[Dataset items]
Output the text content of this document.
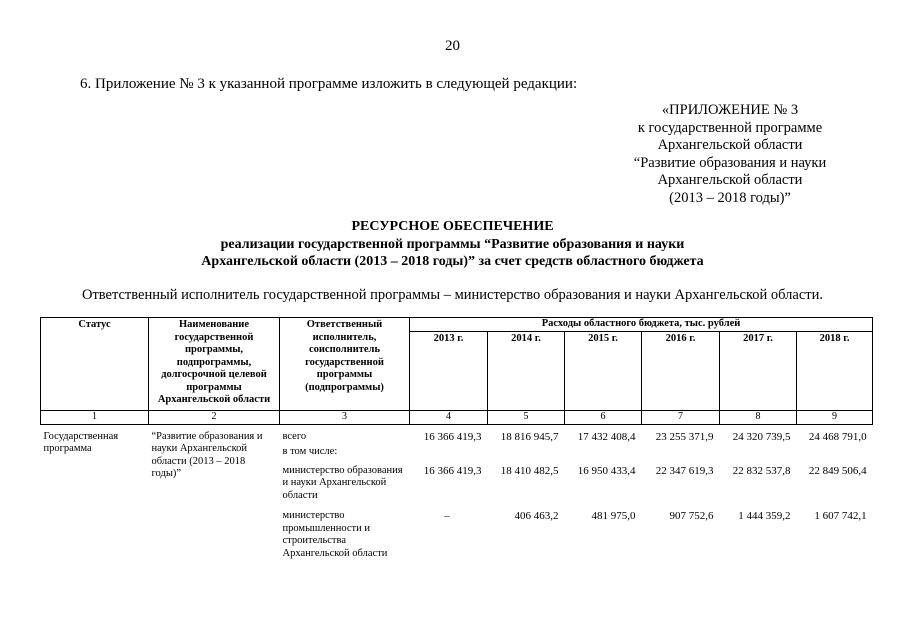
20
6. Приложение № 3 к указанной программе изложить в следующей редакции:
«ПРИЛОЖЕНИЕ № 3
к государственной программе
Архангельской области
“Развитие образования и науки
Архангельской области
(2013 – 2018 годы)”
РЕСУРСНОЕ ОБЕСПЕЧЕНИЕ
реализации государственной программы “Развитие образования и науки
Архангельской области (2013 – 2018 годы)” за счет средств областного бюджета
Ответственный исполнитель государственной программы – министерство образования и науки Архангельской области.
Статус	Наименование государственной программы, подпрограммы, долгосрочной целевой программы Архангельской области	Ответственный исполнитель, соисполнитель государственной программы (подпрограммы)	Расходы областного бюджета, тыс. рублей					
			2013 г.	2014 г.	2015 г.	2016 г.	2017 г.	2018 г.
1	2	3	4	5	6	7	8	9
Государственная программа	“Развитие образования и науки Архангельской области (2013 – 2018 годы)”	всего	16 366 419,3	18 816 945,7	17 432 408,4	23 255 371,9	24 320 739,5	24 468 791,0
		в том числе:						
		министерство образования и науки Архангельской области	16 366 419,3	18 410 482,5	16 950 433,4	22 347 619,3	22 832 537,8	22 849 506,4
		министерство промышленности и строительства Архангельской области	–	406 463,2	481 975,0	907 752,6	1 444 359,2	1 607 742,1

Short problem: Collect each line above holding the string "программе".

Answer to this task:
6. Приложение № 3 к указанной программе изложить в следующей редакции:
к государственной программе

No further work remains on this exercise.